* AIM OF THE EXERCISE:
Filter the records below and copy every line containing the word "send".

::::::

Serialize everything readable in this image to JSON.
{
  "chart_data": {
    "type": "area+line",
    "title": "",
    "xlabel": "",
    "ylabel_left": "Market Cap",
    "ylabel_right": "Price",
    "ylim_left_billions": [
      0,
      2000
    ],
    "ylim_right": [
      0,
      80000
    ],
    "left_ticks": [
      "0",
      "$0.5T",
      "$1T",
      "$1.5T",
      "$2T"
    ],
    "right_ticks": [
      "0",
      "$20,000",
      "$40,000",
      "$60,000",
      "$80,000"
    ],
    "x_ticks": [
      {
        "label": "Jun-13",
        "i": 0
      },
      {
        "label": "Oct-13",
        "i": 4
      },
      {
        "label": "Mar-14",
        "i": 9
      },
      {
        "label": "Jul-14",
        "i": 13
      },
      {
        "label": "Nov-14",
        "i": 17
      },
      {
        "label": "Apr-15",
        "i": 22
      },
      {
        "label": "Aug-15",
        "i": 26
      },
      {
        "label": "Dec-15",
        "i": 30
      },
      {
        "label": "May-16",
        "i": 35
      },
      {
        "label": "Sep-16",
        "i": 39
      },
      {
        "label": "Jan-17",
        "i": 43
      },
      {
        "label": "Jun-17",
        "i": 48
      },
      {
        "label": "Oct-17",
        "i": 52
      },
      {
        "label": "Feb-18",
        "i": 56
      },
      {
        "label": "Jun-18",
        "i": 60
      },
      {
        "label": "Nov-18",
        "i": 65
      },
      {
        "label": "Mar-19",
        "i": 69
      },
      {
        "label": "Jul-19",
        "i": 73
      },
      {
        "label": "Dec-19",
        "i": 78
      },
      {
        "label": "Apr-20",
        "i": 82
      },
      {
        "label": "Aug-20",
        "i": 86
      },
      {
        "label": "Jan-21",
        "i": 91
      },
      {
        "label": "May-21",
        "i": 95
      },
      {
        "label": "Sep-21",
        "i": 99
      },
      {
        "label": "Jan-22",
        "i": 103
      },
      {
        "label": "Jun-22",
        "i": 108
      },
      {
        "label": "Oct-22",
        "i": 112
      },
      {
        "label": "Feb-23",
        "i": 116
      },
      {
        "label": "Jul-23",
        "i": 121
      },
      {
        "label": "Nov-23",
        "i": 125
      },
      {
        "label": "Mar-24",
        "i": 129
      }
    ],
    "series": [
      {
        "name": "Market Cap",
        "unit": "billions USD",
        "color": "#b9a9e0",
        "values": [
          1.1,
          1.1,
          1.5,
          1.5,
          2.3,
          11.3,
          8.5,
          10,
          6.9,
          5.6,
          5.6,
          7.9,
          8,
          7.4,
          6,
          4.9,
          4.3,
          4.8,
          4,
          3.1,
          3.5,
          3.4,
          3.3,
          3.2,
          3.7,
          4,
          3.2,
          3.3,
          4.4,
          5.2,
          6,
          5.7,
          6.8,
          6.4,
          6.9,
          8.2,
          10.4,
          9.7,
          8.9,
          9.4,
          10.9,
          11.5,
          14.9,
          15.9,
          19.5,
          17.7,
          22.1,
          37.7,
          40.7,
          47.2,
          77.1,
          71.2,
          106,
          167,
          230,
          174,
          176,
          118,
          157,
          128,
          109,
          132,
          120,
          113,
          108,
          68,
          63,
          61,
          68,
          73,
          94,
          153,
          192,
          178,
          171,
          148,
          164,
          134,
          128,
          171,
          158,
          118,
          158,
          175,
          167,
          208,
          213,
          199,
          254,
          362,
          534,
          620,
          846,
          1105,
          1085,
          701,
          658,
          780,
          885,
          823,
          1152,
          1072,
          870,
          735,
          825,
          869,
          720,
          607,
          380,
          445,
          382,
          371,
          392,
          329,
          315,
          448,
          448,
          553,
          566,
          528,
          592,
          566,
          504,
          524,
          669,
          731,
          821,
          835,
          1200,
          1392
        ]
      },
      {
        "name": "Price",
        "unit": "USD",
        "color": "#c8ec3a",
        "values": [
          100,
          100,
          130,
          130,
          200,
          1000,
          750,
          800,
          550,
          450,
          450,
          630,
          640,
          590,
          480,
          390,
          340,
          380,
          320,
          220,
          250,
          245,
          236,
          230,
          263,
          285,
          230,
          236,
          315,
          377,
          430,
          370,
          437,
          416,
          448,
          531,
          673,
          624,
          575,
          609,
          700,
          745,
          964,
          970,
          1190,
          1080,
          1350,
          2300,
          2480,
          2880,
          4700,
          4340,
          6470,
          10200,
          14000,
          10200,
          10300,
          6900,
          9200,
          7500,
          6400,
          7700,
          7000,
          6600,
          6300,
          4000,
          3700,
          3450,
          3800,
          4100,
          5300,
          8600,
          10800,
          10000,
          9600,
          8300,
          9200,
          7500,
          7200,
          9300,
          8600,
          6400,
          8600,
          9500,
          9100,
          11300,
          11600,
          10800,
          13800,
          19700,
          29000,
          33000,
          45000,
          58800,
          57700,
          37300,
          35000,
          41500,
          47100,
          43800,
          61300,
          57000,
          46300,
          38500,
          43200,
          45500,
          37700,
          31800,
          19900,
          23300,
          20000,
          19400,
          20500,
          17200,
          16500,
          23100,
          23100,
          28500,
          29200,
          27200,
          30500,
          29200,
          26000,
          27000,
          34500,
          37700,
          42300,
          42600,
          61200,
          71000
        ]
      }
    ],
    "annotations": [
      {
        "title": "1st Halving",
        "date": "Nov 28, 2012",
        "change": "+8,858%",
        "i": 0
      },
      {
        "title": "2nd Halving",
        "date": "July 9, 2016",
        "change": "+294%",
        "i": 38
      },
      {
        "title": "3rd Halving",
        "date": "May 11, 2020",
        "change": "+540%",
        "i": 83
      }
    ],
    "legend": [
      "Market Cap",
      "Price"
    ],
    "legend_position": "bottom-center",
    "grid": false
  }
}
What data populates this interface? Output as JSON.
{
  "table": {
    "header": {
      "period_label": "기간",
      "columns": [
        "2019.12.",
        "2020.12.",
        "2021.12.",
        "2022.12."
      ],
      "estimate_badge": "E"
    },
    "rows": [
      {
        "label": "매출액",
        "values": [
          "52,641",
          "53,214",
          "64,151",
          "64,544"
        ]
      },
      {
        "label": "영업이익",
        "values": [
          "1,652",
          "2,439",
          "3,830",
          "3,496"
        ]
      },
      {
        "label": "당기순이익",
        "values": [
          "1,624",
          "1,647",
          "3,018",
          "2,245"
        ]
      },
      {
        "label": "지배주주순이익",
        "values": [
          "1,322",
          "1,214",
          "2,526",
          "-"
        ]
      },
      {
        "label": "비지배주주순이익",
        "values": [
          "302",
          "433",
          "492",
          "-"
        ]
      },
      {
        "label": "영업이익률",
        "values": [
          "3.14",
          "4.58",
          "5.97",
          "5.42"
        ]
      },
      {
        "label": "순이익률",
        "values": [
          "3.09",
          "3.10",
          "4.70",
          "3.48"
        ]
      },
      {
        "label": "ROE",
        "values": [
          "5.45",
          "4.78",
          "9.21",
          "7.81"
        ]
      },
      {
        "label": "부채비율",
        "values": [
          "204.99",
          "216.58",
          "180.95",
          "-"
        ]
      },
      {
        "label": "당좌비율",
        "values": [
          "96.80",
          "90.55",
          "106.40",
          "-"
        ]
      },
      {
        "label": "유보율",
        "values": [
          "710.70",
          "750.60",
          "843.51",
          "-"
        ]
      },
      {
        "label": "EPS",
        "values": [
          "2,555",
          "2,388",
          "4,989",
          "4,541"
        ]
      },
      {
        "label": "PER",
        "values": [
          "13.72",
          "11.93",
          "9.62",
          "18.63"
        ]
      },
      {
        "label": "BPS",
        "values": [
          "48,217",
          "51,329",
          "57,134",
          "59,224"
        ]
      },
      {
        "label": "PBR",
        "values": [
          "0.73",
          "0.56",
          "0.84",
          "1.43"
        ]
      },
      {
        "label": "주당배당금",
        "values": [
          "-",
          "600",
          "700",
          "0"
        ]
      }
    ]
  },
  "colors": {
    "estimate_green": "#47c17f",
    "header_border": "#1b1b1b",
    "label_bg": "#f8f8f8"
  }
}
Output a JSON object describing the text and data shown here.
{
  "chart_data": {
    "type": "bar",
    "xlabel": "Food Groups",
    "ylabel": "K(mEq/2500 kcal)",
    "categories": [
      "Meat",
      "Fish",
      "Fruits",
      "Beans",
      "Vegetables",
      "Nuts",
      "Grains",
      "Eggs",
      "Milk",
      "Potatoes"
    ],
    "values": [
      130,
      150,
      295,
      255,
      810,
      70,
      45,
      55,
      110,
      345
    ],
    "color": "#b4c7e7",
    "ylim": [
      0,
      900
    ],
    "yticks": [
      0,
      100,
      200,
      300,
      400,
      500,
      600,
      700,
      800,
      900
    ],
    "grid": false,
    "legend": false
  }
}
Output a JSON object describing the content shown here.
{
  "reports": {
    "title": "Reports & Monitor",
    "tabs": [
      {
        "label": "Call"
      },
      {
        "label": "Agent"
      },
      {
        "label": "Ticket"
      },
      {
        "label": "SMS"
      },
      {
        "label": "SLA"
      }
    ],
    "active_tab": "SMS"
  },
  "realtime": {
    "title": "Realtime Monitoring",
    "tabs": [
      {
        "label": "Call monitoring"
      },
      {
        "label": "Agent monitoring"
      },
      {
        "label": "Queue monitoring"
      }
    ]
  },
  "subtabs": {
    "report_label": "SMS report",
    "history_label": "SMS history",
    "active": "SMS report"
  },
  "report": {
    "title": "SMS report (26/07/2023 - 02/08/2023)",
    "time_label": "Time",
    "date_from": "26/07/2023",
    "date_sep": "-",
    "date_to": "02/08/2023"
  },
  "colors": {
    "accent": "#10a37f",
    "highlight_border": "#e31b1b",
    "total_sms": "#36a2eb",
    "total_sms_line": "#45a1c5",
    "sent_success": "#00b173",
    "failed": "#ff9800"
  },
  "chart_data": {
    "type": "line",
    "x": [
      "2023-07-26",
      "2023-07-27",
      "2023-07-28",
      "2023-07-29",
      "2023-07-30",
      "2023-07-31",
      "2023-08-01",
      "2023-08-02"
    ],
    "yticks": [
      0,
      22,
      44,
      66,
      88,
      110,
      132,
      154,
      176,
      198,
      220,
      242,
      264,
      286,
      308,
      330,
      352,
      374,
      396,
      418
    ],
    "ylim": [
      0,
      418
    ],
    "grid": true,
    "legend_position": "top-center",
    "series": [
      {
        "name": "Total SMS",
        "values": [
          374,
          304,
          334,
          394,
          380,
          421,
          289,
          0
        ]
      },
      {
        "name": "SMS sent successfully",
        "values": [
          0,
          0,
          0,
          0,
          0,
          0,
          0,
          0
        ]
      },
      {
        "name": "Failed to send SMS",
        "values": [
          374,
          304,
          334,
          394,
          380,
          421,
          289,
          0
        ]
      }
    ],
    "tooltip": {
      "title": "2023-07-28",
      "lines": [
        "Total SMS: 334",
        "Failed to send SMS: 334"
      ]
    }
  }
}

::::::

* OUTPUT:
        "name": "Failed to send SMS",
        "Failed to send SMS: 334"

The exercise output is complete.